Exercise requirements >>
Output every line of the data exactly as it appears.

• • • •

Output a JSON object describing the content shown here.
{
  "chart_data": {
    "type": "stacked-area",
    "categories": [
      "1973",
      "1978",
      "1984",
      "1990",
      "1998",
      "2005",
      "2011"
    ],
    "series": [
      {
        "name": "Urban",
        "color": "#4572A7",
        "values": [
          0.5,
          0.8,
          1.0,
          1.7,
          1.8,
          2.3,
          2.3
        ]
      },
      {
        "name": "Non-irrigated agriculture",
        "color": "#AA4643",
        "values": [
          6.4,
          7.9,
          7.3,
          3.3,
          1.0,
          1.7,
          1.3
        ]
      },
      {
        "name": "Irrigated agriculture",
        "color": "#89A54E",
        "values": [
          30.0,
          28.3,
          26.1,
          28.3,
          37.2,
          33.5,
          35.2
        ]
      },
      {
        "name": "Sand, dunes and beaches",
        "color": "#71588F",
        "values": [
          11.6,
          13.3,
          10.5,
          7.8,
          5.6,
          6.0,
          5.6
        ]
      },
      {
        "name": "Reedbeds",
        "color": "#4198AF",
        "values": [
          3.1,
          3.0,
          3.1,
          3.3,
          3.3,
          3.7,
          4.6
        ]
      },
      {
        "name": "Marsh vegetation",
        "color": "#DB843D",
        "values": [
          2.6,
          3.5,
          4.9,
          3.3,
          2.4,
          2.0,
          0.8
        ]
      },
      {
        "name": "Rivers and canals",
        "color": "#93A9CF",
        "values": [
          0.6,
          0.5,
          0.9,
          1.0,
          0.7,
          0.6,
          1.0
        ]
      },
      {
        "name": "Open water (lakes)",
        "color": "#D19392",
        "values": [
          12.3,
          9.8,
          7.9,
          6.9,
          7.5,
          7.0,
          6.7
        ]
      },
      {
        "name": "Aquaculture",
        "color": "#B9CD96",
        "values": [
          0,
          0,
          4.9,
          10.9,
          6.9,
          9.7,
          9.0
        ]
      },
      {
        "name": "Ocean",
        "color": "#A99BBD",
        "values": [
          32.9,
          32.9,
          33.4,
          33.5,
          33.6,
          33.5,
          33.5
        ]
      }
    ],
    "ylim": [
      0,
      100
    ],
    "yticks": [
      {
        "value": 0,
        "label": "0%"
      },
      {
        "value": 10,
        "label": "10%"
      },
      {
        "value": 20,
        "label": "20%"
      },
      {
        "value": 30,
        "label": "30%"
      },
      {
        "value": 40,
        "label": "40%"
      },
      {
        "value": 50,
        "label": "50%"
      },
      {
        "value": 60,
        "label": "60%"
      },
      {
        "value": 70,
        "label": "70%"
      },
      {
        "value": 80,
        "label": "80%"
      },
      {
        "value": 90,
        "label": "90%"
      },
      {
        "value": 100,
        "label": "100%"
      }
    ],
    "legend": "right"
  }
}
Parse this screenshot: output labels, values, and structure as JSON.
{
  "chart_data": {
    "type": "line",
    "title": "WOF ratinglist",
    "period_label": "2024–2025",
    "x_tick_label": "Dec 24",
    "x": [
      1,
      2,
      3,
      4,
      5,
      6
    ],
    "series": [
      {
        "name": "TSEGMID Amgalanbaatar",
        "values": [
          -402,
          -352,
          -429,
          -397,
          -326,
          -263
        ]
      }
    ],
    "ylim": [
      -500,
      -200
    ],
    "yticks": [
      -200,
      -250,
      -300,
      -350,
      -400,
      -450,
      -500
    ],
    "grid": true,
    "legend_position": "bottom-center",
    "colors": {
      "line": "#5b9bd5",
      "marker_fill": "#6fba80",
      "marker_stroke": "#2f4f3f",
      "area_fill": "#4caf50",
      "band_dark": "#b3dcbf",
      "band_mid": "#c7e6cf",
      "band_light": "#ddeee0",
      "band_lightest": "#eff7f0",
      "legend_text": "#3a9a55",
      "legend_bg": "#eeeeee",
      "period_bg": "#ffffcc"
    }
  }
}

• • • •

Full response >>
Output a JSON object describing the content shown here.
{
  "chart_data": {
    "type": "stacked-area",
    "categories": [
      "1973",
      "1978",
      "1984",
      "1990",
      "1998",
      "2005",
      "2011"
    ],
    "series": [
      {
        "name": "Urban",
        "color": "#4572A7",
        "values": [
          0.5,
          0.8,
          1.0,
          1.7,
          1.8,
          2.3,
          2.3
        ]
      },
      {
        "name": "Non-irrigated agriculture",
        "color": "#AA4643",
        "values": [
          6.4,
          7.9,
          7.3,
          3.3,
          1.0,
          1.7,
          1.3
        ]
      },
      {
        "name": "Irrigated agriculture",
        "color": "#89A54E",
        "values": [
          30.0,
          28.3,
          26.1,
          28.3,
          37.2,
          33.5,
          35.2
        ]
      },
      {
        "name": "Sand, dunes and beaches",
        "color": "#71588F",
        "values": [
          11.6,
          13.3,
          10.5,
          7.8,
          5.6,
          6.0,
          5.6
        ]
      },
      {
        "name": "Reedbeds",
        "color": "#4198AF",
        "values": [
          3.1,
          3.0,
          3.1,
          3.3,
          3.3,
          3.7,
          4.6
        ]
      },
      {
        "name": "Marsh vegetation",
        "color": "#DB843D",
        "values": [
          2.6,
          3.5,
          4.9,
          3.3,
          2.4,
          2.0,
          0.8
        ]
      },
      {
        "name": "Rivers and canals",
        "color": "#93A9CF",
        "values": [
          0.6,
          0.5,
          0.9,
          1.0,
          0.7,
          0.6,
          1.0
        ]
      },
      {
        "name": "Open water (lakes)",
        "color": "#D19392",
        "values": [
          12.3,
          9.8,
          7.9,
          6.9,
          7.5,
          7.0,
          6.7
        ]
      },
      {
        "name": "Aquaculture",
        "color": "#B9CD96",
        "values": [
          0,
          0,
          4.9,
          10.9,
          6.9,
          9.7,
          9.0
        ]
      },
      {
        "name": "Ocean",
        "color": "#A99BBD",
        "values": [
          32.9,
          32.9,
          33.4,
          33.5,
          33.6,
          33.5,
          33.5
        ]
      }
    ],
    "ylim": [
      0,
      100
    ],
    "yticks": [
      {
        "value": 0,
        "label": "0%"
      },
      {
        "value": 10,
        "label": "10%"
      },
      {
        "value": 20,
        "label": "20%"
      },
      {
        "value": 30,
        "label": "30%"
      },
      {
        "value": 40,
        "label": "40%"
      },
      {
        "value": 50,
        "label": "50%"
      },
      {
        "value": 60,
        "label": "60%"
      },
      {
        "value": 70,
        "label": "70%"
      },
      {
        "value": 80,
        "label": "80%"
      },
      {
        "value": 90,
        "label": "90%"
      },
      {
        "value": 100,
        "label": "100%"
      }
    ],
    "legend": "right"
  }
}
Parse this screenshot: output labels, values, and structure as JSON.
{
  "chart_data": {
    "type": "line",
    "title": "WOF ratinglist",
    "period_label": "2024–2025",
    "x_tick_label": "Dec 24",
    "x": [
      1,
      2,
      3,
      4,
      5,
      6
    ],
    "series": [
      {
        "name": "TSEGMID Amgalanbaatar",
        "values": [
          -402,
          -352,
          -429,
          -397,
          -326,
          -263
        ]
      }
    ],
    "ylim": [
      -500,
      -200
    ],
    "yticks": [
      -200,
      -250,
      -300,
      -350,
      -400,
      -450,
      -500
    ],
    "grid": true,
    "legend_position": "bottom-center",
    "colors": {
      "line": "#5b9bd5",
      "marker_fill": "#6fba80",
      "marker_stroke": "#2f4f3f",
      "area_fill": "#4caf50",
      "band_dark": "#b3dcbf",
      "band_mid": "#c7e6cf",
      "band_light": "#ddeee0",
      "band_lightest": "#eff7f0",
      "legend_text": "#3a9a55",
      "legend_bg": "#eeeeee",
      "period_bg": "#ffffcc"
    }
  }
}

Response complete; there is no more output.